### [WORK TO BE COMPLETED]
Print, exactly and completely, every entry in the data.

(Figure content listings)
....
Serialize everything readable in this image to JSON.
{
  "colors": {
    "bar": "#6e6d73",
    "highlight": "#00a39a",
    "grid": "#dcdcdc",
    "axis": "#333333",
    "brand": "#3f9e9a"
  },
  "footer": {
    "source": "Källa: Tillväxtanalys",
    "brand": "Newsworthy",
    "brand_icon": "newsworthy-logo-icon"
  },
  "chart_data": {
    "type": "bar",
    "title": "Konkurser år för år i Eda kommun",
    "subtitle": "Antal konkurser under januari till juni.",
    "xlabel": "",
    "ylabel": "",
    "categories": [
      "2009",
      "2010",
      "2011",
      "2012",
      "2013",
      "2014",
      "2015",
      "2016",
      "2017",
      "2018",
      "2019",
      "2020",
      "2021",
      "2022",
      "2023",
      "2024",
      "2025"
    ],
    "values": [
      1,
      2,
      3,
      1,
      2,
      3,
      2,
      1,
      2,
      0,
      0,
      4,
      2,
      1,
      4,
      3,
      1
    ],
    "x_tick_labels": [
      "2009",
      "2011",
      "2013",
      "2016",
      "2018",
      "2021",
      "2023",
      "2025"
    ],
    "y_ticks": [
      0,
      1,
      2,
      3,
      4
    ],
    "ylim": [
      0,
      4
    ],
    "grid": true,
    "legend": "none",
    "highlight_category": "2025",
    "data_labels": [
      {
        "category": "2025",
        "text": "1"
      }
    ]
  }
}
....
### [FULL OUTPUT]
Serialize everything readable in this image to JSON.
{
  "colors": {
    "bar": "#6e6d73",
    "highlight": "#00a39a",
    "grid": "#dcdcdc",
    "axis": "#333333",
    "brand": "#3f9e9a"
  },
  "footer": {
    "source": "Källa: Tillväxtanalys",
    "brand": "Newsworthy",
    "brand_icon": "newsworthy-logo-icon"
  },
  "chart_data": {
    "type": "bar",
    "title": "Konkurser år för år i Eda kommun",
    "subtitle": "Antal konkurser under januari till juni.",
    "xlabel": "",
    "ylabel": "",
    "categories": [
      "2009",
      "2010",
      "2011",
      "2012",
      "2013",
      "2014",
      "2015",
      "2016",
      "2017",
      "2018",
      "2019",
      "2020",
      "2021",
      "2022",
      "2023",
      "2024",
      "2025"
    ],
    "values": [
      1,
      2,
      3,
      1,
      2,
      3,
      2,
      1,
      2,
      0,
      0,
      4,
      2,
      1,
      4,
      3,
      1
    ],
    "x_tick_labels": [
      "2009",
      "2011",
      "2013",
      "2016",
      "2018",
      "2021",
      "2023",
      "2025"
    ],
    "y_ticks": [
      0,
      1,
      2,
      3,
      4
    ],
    "ylim": [
      0,
      4
    ],
    "grid": true,
    "legend": "none",
    "highlight_category": "2025",
    "data_labels": [
      {
        "category": "2025",
        "text": "1"
      }
    ]
  }
}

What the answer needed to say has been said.